:: RECORDS SUPPLIED ::
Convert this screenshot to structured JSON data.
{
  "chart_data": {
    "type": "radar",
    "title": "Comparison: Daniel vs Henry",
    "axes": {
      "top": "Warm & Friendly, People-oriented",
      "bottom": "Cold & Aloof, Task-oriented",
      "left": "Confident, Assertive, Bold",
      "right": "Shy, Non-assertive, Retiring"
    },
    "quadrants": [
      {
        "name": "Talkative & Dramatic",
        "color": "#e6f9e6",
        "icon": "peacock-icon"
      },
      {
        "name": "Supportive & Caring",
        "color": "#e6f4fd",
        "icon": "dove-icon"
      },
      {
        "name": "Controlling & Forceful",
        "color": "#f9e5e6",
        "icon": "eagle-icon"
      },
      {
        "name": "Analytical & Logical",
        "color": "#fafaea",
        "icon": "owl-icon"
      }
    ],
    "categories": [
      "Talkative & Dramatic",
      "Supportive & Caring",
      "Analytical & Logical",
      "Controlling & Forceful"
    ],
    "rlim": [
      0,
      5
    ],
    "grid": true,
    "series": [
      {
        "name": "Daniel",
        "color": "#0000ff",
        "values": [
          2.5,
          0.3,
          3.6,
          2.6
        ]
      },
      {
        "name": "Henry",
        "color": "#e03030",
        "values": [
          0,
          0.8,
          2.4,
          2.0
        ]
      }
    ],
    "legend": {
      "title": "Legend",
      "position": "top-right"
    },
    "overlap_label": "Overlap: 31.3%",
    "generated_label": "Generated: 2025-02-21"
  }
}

* * *

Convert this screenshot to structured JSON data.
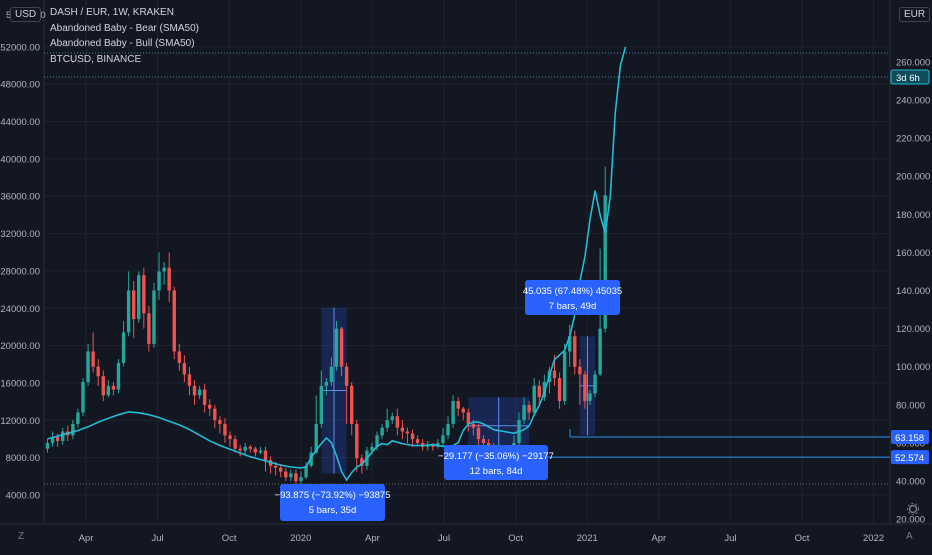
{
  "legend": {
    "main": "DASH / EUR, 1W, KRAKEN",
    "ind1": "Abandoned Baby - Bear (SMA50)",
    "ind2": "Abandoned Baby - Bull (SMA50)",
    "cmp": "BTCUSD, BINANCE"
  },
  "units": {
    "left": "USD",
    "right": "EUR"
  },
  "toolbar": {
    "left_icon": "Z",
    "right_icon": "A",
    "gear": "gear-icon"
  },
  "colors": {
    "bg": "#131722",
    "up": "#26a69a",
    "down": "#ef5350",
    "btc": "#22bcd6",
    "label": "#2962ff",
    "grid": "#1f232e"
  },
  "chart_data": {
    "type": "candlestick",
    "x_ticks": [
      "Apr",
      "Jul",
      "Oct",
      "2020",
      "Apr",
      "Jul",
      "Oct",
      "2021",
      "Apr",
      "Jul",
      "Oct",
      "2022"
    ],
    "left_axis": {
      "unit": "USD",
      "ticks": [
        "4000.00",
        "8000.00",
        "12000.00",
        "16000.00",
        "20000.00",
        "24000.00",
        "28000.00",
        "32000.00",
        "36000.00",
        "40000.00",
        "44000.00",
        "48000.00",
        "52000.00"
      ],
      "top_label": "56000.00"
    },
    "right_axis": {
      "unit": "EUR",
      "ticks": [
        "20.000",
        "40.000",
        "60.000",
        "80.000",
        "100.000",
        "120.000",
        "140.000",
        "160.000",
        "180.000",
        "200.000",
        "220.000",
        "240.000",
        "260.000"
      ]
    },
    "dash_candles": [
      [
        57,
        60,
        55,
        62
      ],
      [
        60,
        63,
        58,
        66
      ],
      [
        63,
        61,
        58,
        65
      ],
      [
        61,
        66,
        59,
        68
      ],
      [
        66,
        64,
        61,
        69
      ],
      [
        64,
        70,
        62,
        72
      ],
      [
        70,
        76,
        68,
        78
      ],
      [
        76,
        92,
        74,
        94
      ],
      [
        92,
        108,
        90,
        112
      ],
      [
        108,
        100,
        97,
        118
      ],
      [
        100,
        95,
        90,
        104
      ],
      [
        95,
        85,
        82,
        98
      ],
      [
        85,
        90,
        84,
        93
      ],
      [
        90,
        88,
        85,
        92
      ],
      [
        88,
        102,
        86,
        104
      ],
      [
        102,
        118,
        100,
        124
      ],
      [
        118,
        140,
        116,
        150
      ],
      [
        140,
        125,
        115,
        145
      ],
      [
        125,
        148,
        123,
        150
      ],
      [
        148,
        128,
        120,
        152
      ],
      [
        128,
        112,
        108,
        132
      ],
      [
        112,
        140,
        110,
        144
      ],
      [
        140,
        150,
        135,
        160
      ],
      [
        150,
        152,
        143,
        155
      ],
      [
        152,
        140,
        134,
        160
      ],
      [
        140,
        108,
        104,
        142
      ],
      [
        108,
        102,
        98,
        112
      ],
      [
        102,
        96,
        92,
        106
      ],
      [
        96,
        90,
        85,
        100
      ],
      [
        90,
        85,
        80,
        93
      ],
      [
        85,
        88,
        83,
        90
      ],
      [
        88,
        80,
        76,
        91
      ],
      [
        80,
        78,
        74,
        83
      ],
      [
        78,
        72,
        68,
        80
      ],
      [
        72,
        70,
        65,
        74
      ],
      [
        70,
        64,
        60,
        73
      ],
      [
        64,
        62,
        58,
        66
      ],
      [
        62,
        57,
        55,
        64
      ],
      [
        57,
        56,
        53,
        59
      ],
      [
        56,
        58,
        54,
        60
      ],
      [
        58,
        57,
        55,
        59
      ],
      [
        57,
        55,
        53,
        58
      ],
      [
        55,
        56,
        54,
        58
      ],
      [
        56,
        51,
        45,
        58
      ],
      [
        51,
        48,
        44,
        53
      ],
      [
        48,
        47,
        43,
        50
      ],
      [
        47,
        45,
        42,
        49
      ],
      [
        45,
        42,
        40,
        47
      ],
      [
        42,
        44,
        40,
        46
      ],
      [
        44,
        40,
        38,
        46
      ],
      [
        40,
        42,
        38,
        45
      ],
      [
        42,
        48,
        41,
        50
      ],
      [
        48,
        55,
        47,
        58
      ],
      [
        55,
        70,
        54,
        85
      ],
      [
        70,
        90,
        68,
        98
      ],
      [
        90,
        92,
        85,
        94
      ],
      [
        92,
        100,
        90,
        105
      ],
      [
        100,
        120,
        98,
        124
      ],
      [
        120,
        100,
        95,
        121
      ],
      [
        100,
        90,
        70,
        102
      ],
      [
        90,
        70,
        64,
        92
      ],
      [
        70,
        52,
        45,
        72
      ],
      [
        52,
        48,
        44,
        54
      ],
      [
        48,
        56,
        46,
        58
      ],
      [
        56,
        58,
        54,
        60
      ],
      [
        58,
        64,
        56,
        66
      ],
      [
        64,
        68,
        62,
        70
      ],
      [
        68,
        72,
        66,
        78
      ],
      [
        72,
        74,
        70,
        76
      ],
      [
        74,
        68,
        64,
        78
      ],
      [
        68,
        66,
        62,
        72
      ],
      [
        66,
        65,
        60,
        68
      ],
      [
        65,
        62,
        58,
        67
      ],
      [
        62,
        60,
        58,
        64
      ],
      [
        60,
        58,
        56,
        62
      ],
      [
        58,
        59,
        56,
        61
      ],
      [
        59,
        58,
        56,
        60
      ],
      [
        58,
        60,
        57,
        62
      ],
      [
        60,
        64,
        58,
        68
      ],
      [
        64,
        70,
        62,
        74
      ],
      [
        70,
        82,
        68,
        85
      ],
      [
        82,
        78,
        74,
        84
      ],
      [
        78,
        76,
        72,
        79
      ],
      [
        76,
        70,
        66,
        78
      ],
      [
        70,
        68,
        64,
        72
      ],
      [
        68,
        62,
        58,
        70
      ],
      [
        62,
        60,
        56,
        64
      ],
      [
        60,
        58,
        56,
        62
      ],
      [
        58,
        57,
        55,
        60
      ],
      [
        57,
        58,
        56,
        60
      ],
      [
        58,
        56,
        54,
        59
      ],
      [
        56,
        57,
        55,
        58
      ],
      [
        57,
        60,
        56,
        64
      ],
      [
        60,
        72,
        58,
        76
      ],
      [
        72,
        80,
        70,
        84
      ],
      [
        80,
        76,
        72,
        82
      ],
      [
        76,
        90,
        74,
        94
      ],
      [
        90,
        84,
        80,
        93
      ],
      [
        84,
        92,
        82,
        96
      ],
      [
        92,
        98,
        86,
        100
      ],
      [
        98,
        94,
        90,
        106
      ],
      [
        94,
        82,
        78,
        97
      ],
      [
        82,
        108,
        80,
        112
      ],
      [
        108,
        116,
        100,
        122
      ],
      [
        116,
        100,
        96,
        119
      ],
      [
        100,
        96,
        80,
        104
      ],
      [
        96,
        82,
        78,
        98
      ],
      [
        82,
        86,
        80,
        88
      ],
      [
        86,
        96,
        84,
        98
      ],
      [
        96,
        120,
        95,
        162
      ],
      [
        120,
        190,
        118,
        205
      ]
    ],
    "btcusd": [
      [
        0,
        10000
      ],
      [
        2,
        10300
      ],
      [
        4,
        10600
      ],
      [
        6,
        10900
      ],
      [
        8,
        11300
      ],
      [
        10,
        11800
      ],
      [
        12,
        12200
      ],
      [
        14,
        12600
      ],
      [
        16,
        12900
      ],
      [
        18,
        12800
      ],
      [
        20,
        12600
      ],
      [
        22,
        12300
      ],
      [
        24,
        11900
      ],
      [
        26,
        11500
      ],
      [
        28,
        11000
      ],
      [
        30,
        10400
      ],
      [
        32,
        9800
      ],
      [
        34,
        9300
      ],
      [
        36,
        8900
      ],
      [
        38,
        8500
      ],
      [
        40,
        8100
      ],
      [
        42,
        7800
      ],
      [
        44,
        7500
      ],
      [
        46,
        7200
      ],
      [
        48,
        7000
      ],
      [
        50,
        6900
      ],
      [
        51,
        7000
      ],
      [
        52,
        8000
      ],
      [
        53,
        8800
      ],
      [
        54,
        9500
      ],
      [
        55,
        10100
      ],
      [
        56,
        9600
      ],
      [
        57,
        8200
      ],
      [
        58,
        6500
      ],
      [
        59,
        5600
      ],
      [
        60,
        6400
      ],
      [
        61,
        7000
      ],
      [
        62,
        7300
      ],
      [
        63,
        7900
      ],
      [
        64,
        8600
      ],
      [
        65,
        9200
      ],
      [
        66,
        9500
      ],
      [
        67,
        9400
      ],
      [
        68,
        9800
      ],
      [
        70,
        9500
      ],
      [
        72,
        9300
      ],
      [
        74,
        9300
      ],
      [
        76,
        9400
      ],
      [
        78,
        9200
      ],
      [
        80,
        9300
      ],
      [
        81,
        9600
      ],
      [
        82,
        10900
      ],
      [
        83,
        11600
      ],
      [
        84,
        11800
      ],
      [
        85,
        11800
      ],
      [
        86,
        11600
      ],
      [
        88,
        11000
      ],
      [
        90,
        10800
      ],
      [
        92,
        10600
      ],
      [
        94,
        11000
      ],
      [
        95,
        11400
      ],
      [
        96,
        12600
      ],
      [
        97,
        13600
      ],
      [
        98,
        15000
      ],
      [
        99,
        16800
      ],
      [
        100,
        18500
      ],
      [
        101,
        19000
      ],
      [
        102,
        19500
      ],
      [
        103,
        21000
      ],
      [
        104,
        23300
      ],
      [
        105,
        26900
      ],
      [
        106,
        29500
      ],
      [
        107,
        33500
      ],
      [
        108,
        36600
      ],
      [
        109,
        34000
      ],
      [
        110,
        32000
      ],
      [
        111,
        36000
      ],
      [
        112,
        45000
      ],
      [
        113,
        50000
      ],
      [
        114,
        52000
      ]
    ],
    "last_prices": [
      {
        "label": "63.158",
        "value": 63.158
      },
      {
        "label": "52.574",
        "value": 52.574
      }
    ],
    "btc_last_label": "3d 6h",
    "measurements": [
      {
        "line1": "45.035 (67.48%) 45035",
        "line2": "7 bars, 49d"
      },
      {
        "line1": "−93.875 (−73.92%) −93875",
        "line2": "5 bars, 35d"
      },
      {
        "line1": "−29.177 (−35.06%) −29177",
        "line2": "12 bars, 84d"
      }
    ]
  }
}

:: SHORT EXERCISE ::
Pick out the lines that include the word "Talkative" and write them out.

:: EXERCISE OUTPUT ::
        "name": "Talkative & Dramatic",
      "Talkative & Dramatic",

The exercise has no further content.